Requirement: Assemble all lines in which the string "WAwine" appears.

━━━

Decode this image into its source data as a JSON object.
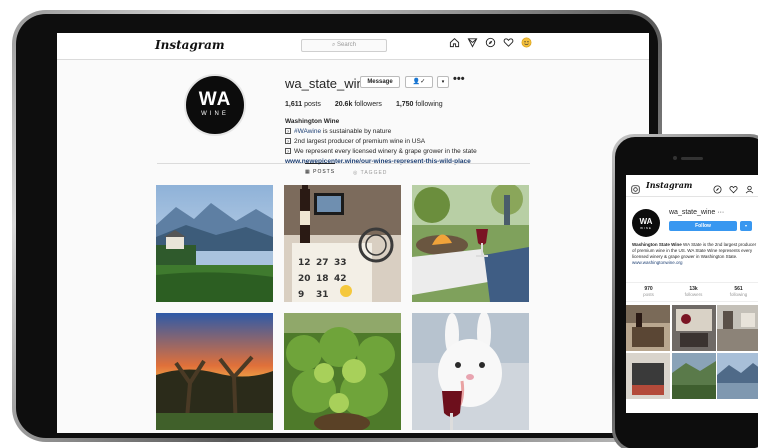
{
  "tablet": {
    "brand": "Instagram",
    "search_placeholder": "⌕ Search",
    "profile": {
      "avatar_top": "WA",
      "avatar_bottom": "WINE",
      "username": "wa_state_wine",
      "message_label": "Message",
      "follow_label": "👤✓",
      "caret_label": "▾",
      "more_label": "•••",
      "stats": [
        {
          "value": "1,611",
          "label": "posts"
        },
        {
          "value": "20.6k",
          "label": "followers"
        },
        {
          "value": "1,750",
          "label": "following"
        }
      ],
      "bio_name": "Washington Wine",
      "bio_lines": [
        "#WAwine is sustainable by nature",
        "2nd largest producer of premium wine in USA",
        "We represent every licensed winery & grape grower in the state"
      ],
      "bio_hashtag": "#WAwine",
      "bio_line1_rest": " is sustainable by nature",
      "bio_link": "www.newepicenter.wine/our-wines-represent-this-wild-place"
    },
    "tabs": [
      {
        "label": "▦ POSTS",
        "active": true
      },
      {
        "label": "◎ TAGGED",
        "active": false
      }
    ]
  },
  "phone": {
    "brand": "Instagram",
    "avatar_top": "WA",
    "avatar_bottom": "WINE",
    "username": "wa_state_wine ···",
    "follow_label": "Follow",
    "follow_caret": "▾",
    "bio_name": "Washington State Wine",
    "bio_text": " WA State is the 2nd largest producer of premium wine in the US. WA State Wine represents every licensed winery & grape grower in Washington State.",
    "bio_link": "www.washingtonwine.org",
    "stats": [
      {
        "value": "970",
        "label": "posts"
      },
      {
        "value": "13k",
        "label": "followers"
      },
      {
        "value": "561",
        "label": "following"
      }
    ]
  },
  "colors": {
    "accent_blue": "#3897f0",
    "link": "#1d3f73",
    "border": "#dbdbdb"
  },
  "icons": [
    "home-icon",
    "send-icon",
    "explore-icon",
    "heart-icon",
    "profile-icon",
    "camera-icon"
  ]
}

━━━

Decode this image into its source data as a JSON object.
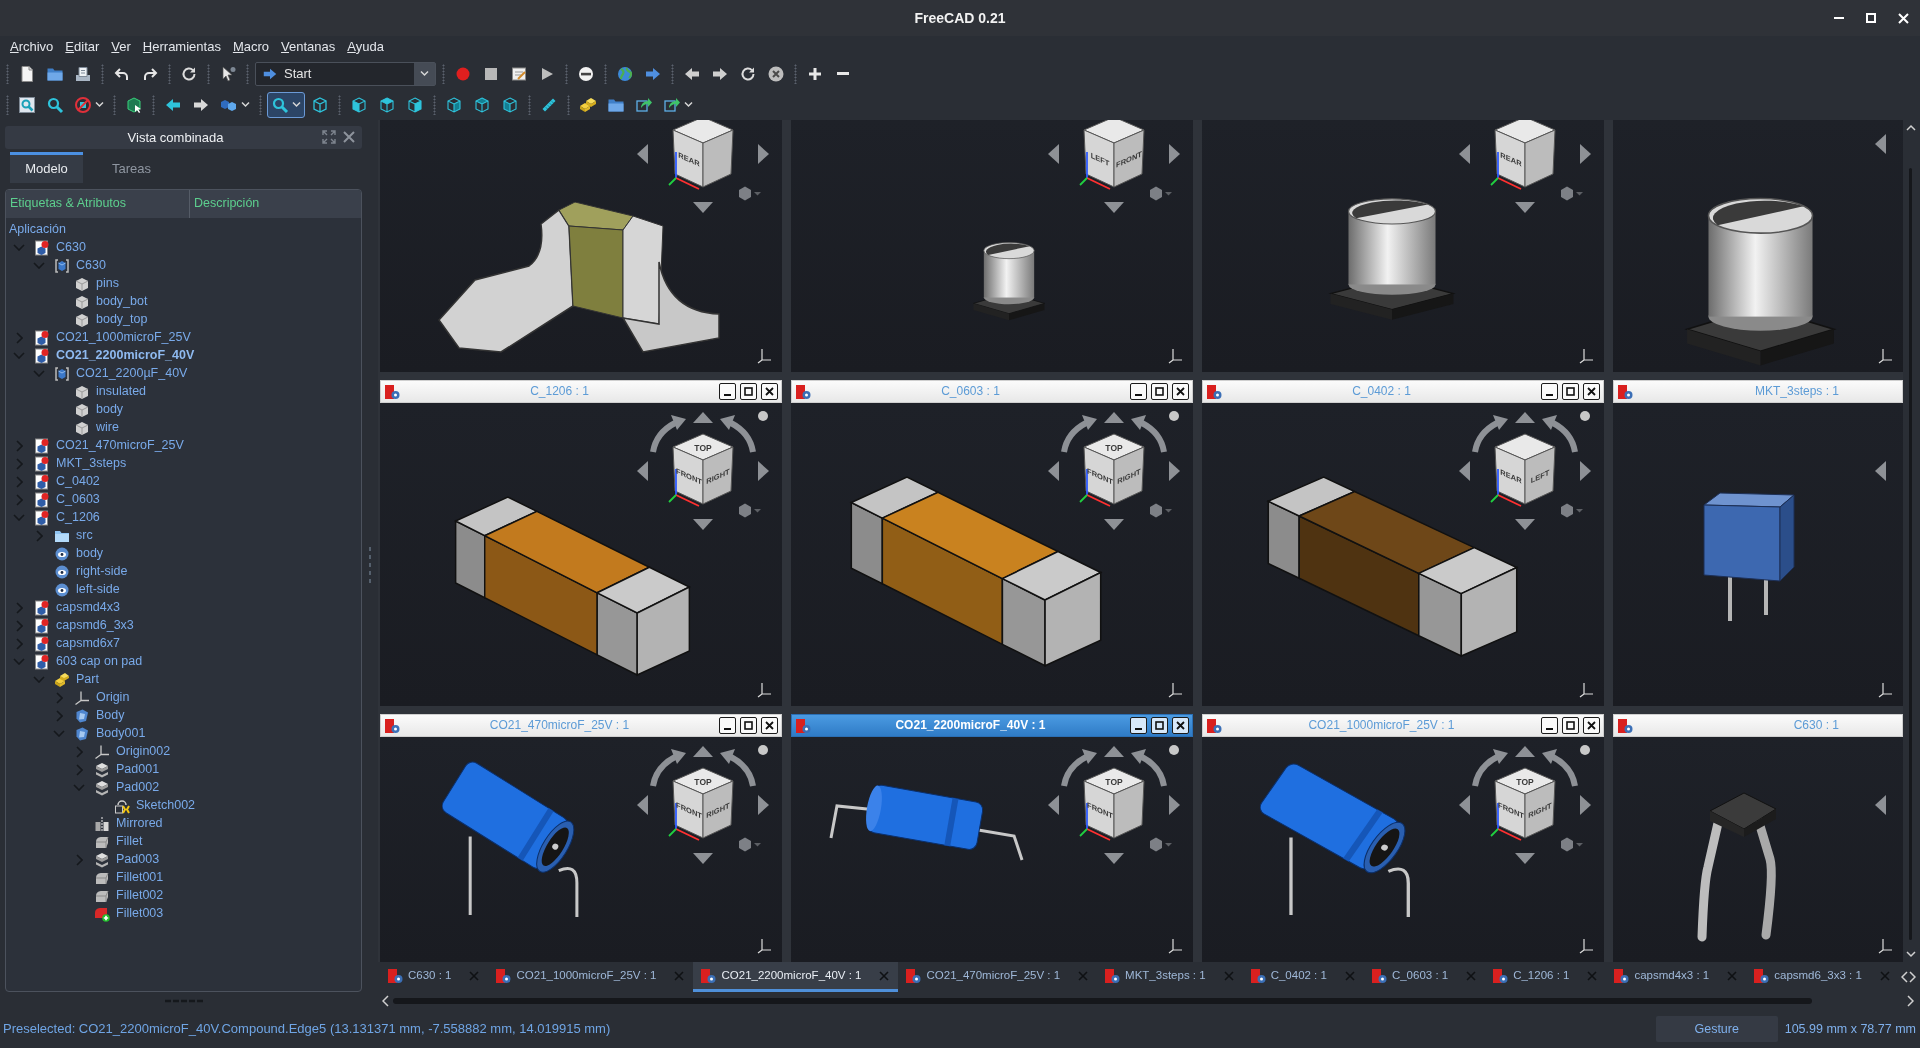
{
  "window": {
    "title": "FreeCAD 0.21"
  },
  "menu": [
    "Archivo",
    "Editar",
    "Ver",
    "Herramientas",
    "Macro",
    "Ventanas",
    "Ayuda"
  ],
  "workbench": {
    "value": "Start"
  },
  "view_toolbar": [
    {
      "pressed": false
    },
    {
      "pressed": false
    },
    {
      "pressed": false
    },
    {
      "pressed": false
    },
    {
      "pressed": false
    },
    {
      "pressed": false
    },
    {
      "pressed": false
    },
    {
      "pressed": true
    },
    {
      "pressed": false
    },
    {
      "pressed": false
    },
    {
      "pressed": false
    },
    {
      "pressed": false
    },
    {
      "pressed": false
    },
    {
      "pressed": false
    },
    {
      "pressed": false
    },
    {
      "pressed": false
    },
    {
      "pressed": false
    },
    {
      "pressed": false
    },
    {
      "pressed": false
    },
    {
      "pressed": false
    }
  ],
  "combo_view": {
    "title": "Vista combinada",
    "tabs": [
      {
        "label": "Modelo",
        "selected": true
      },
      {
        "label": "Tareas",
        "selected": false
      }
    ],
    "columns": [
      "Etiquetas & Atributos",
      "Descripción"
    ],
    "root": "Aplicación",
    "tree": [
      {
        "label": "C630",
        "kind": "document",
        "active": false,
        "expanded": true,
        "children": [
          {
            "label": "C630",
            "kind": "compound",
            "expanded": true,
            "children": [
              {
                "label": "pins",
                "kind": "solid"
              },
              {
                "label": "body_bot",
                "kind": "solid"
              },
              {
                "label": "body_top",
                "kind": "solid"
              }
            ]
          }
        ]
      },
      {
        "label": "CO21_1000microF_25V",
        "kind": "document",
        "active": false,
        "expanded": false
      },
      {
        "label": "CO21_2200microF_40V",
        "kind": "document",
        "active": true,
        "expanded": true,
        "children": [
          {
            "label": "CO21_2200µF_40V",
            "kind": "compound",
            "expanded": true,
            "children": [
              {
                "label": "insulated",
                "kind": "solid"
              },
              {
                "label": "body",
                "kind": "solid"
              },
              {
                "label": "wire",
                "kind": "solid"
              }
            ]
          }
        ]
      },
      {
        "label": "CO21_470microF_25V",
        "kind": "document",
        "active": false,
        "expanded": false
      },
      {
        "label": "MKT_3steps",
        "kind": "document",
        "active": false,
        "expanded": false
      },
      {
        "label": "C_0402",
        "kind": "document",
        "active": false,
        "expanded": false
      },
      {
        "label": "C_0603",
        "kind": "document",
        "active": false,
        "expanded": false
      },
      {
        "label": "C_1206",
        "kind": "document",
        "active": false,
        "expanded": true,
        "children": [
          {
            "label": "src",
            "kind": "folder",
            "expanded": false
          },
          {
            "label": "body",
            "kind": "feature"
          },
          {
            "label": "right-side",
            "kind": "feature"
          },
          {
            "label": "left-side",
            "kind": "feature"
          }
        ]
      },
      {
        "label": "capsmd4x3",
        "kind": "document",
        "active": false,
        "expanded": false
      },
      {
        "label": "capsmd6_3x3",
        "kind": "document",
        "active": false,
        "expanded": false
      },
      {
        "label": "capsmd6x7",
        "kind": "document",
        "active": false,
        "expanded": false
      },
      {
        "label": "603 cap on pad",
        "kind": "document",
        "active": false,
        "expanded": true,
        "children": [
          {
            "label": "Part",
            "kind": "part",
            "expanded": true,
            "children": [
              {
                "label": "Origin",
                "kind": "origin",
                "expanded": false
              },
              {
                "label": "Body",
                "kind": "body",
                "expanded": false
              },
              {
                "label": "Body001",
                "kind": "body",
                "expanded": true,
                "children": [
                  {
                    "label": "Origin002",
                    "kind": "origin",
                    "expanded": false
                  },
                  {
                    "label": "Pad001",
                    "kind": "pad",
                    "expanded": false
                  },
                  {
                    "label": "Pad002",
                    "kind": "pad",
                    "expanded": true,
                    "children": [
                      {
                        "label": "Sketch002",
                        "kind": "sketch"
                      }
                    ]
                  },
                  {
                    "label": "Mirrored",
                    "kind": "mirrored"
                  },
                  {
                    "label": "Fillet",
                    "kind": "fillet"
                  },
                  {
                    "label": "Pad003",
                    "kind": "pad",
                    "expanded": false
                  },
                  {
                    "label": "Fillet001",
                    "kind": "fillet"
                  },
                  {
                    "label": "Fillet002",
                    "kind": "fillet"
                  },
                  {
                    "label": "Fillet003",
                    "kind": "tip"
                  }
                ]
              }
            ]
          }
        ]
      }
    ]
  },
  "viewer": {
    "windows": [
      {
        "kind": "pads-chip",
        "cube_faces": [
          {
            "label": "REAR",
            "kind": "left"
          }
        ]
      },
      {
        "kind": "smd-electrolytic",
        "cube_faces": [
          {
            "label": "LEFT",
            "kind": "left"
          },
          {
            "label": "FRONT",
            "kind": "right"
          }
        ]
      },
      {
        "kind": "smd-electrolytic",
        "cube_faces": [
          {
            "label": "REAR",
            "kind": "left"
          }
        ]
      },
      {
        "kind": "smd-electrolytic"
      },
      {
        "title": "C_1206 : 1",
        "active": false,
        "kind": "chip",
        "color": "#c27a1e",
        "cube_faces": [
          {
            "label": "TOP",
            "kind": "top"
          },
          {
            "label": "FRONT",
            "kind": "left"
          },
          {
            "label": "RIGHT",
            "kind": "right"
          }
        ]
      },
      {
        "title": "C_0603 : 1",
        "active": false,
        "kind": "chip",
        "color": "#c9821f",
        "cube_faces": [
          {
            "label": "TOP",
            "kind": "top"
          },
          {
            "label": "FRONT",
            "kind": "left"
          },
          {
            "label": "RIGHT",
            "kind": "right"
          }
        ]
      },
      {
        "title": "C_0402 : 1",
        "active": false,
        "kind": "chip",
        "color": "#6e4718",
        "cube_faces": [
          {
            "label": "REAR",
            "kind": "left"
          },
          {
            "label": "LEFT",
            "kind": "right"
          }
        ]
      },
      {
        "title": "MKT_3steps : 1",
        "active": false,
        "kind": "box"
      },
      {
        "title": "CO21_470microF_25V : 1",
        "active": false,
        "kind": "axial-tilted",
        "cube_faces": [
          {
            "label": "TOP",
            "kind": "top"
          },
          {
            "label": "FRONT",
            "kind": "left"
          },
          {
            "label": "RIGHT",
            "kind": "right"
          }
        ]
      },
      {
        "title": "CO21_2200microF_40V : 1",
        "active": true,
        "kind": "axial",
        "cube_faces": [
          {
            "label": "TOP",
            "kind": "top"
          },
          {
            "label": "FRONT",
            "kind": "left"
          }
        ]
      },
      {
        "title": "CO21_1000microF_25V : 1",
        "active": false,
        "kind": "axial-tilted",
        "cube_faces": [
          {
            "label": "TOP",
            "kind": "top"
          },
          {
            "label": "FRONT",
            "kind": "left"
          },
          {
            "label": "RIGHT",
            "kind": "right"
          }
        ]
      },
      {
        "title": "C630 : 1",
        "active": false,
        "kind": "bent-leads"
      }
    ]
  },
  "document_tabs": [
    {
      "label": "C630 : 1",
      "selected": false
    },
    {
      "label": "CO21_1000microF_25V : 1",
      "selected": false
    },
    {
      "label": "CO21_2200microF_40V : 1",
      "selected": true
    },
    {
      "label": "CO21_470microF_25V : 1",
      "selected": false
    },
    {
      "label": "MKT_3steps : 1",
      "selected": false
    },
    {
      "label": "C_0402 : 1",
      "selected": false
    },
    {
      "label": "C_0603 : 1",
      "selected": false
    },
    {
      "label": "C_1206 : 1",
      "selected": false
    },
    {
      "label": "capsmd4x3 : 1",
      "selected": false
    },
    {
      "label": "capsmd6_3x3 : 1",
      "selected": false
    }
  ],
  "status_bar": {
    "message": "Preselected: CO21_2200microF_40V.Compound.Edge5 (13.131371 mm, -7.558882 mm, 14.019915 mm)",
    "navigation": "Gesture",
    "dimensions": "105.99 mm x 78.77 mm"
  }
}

━━━

Exercise solution:
        "#WAwine is sustainable by nature",
      "bio_hashtag": "#WAwine",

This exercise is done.